> [MATERIAL TO PROCESS]
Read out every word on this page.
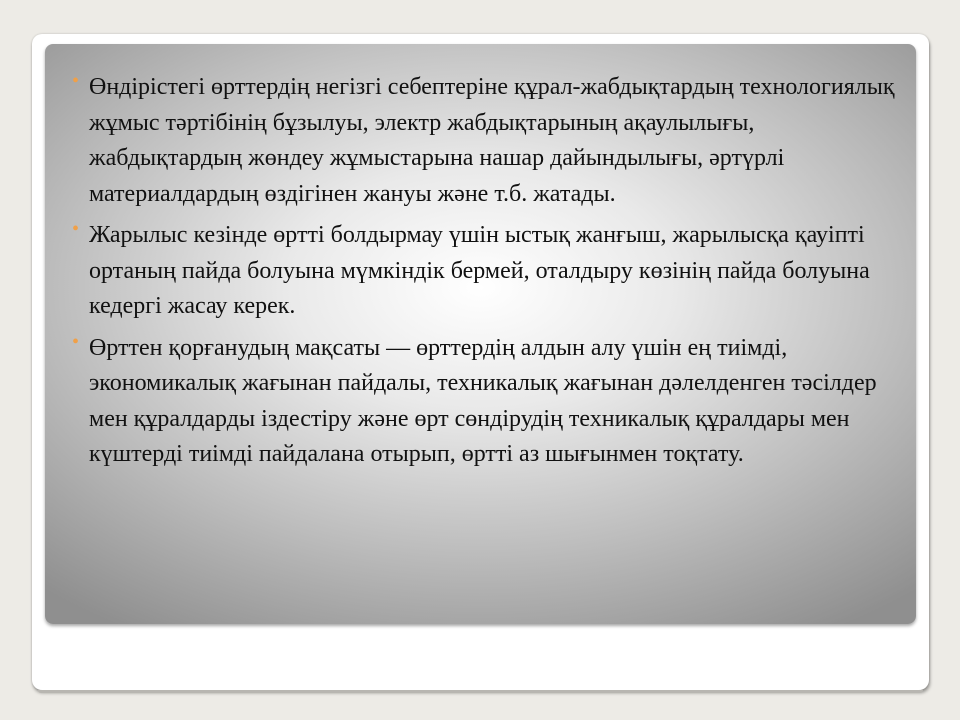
•
Өндірістегі өрттердің негізгі себептеріне құрал-жабдықтардың технологиялық жұмыс тәртібінің бұзылуы, электр жабдықтарының ақаулылығы, жабдықтардың жөндеу жұмыстарына нашар дайындылығы, әртүрлі материалдардың өздігінен жануы және т.б. жатады.
•
Жарылыс кезінде өртті болдырмау үшін ыстық жанғыш, жарылысқа қауіпті ортаның пайда болуына мүмкіндік бермей, оталдыру көзінің пайда болуына кедергі жасау керек.
•
Өрттен қорғанудың мақсаты — өрттердің алдын алу үшін ең тиімді, экономикалық жағынан пайдалы, техникалық жағынан дәлелденген тәсілдер мен құралдарды іздестіру және өрт сөндірудің техникалық құралдары мен күштерді тиімді пайдалана отырып, өртті аз шығынмен тоқтату.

> [REQUEST] Transcribe every entry above exactly. Omit all pictures.

> [OUTPUT]
Read out every word on this page.
•
Өндірістегі өрттердің негізгі себептеріне құрал-жабдықтардың технологиялық жұмыс тәртібінің бұзылуы, электр жабдықтарының ақаулылығы, жабдықтардың жөндеу жұмыстарына нашар дайындылығы, әртүрлі материалдардың өздігінен жануы және т.б. жатады.
•
Жарылыс кезінде өртті болдырмау үшін ыстық жанғыш, жарылысқа қауіпті ортаның пайда болуына мүмкіндік бермей, оталдыру көзінің пайда болуына кедергі жасау керек.
•
Өрттен қорғанудың мақсаты — өрттердің алдын алу үшін ең тиімді, экономикалық жағынан пайдалы, техникалық жағынан дәлелденген тәсілдер мен құралдарды іздестіру және өрт сөндірудің техникалық құралдары мен күштерді тиімді пайдалана отырып, өртті аз шығынмен тоқтату.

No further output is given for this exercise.